**WRITTEN REQUEST:** Copy the data exactly as it appears, and do not include any pictures.

[Dataset listings of figures]
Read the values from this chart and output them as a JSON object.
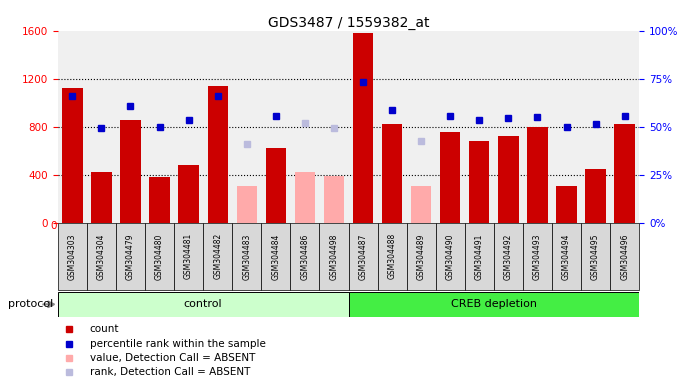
{
  "title": "GDS3487 / 1559382_at",
  "samples": [
    "GSM304303",
    "GSM304304",
    "GSM304479",
    "GSM304480",
    "GSM304481",
    "GSM304482",
    "GSM304483",
    "GSM304484",
    "GSM304486",
    "GSM304498",
    "GSM304487",
    "GSM304488",
    "GSM304489",
    "GSM304490",
    "GSM304491",
    "GSM304492",
    "GSM304493",
    "GSM304494",
    "GSM304495",
    "GSM304496"
  ],
  "bar_values": [
    1120,
    420,
    860,
    380,
    480,
    1140,
    310,
    620,
    420,
    390,
    1580,
    820,
    310,
    760,
    680,
    720,
    800,
    310,
    450,
    820
  ],
  "bar_absent": [
    false,
    false,
    false,
    false,
    false,
    false,
    true,
    false,
    true,
    true,
    false,
    false,
    true,
    false,
    false,
    false,
    false,
    false,
    false,
    false
  ],
  "rank_values": [
    1060,
    790,
    970,
    800,
    860,
    1060,
    660,
    890,
    830,
    790,
    1170,
    940,
    680,
    890,
    860,
    870,
    880,
    800,
    820,
    890
  ],
  "rank_absent": [
    false,
    false,
    false,
    false,
    false,
    false,
    true,
    false,
    true,
    true,
    false,
    false,
    true,
    false,
    false,
    false,
    false,
    false,
    false,
    false
  ],
  "group_control_count": 10,
  "group_creb_count": 10,
  "control_label": "control",
  "creb_label": "CREB depletion",
  "ylim_left": [
    0,
    1600
  ],
  "ylim_right": [
    0,
    100
  ],
  "yticks_left": [
    0,
    400,
    800,
    1200,
    1600
  ],
  "yticks_right": [
    0,
    25,
    50,
    75,
    100
  ],
  "bar_color_normal": "#cc0000",
  "bar_color_absent": "#ffaaaa",
  "rank_color_normal": "#0000cc",
  "rank_color_absent": "#bbbbdd",
  "bg_color": "#f0f0f0",
  "control_bg": "#ccffcc",
  "creb_bg": "#44ee44",
  "protocol_label": "protocol",
  "legend_items": [
    {
      "color": "#cc0000",
      "label": "count"
    },
    {
      "color": "#0000cc",
      "label": "percentile rank within the sample"
    },
    {
      "color": "#ffaaaa",
      "label": "value, Detection Call = ABSENT"
    },
    {
      "color": "#bbbbdd",
      "label": "rank, Detection Call = ABSENT"
    }
  ]
}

**EXPECTED OUTPUT:**
Read the values from this chart and output them as a JSON object.
{
  "title": "GDS3487 / 1559382_at",
  "samples": [
    "GSM304303",
    "GSM304304",
    "GSM304479",
    "GSM304480",
    "GSM304481",
    "GSM304482",
    "GSM304483",
    "GSM304484",
    "GSM304486",
    "GSM304498",
    "GSM304487",
    "GSM304488",
    "GSM304489",
    "GSM304490",
    "GSM304491",
    "GSM304492",
    "GSM304493",
    "GSM304494",
    "GSM304495",
    "GSM304496"
  ],
  "bar_values": [
    1120,
    420,
    860,
    380,
    480,
    1140,
    310,
    620,
    420,
    390,
    1580,
    820,
    310,
    760,
    680,
    720,
    800,
    310,
    450,
    820
  ],
  "bar_absent": [
    false,
    false,
    false,
    false,
    false,
    false,
    true,
    false,
    true,
    true,
    false,
    false,
    true,
    false,
    false,
    false,
    false,
    false,
    false,
    false
  ],
  "rank_values": [
    1060,
    790,
    970,
    800,
    860,
    1060,
    660,
    890,
    830,
    790,
    1170,
    940,
    680,
    890,
    860,
    870,
    880,
    800,
    820,
    890
  ],
  "rank_absent": [
    false,
    false,
    false,
    false,
    false,
    false,
    true,
    false,
    true,
    true,
    false,
    false,
    true,
    false,
    false,
    false,
    false,
    false,
    false,
    false
  ],
  "group_control_count": 10,
  "group_creb_count": 10,
  "control_label": "control",
  "creb_label": "CREB depletion",
  "ylim_left": [
    0,
    1600
  ],
  "ylim_right": [
    0,
    100
  ],
  "yticks_left": [
    0,
    400,
    800,
    1200,
    1600
  ],
  "yticks_right": [
    0,
    25,
    50,
    75,
    100
  ],
  "bar_color_normal": "#cc0000",
  "bar_color_absent": "#ffaaaa",
  "rank_color_normal": "#0000cc",
  "rank_color_absent": "#bbbbdd",
  "bg_color": "#f0f0f0",
  "control_bg": "#ccffcc",
  "creb_bg": "#44ee44",
  "protocol_label": "protocol",
  "legend_items": [
    {
      "color": "#cc0000",
      "label": "count"
    },
    {
      "color": "#0000cc",
      "label": "percentile rank within the sample"
    },
    {
      "color": "#ffaaaa",
      "label": "value, Detection Call = ABSENT"
    },
    {
      "color": "#bbbbdd",
      "label": "rank, Detection Call = ABSENT"
    }
  ]
}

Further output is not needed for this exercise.